[begin RECORDS TO USE]
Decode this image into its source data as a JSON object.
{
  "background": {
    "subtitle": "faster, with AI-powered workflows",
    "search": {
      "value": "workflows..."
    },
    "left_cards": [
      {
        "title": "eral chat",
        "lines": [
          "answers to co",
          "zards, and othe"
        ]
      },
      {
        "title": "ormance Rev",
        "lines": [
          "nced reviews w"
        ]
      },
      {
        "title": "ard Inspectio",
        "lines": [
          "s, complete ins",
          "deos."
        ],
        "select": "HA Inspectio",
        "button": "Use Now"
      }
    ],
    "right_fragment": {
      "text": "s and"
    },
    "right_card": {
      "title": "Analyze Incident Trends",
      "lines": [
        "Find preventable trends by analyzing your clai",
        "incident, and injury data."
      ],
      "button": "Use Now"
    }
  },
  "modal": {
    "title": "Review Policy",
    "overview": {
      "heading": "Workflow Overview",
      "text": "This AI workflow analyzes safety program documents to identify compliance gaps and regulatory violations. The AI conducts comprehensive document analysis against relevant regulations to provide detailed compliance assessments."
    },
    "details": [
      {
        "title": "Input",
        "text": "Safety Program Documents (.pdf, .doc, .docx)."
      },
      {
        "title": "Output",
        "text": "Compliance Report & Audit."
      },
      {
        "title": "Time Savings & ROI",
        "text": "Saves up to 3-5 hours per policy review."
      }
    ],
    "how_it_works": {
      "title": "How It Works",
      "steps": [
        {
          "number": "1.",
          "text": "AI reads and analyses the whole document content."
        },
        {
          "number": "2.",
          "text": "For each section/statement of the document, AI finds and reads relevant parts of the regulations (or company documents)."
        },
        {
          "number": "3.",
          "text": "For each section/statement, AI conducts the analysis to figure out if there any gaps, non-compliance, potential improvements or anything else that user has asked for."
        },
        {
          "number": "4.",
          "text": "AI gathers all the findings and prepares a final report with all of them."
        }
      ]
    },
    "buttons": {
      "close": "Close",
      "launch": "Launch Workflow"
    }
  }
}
[end RECORDS TO USE]
* GIVEN REQUEST
Wherever the string "with" appears in the entries above, list that line.

* REPLY TO THE TASK
    "subtitle": "faster, with AI-powered workflows",
          "text": "AI gathers all the findings and prepares a final report with all of them."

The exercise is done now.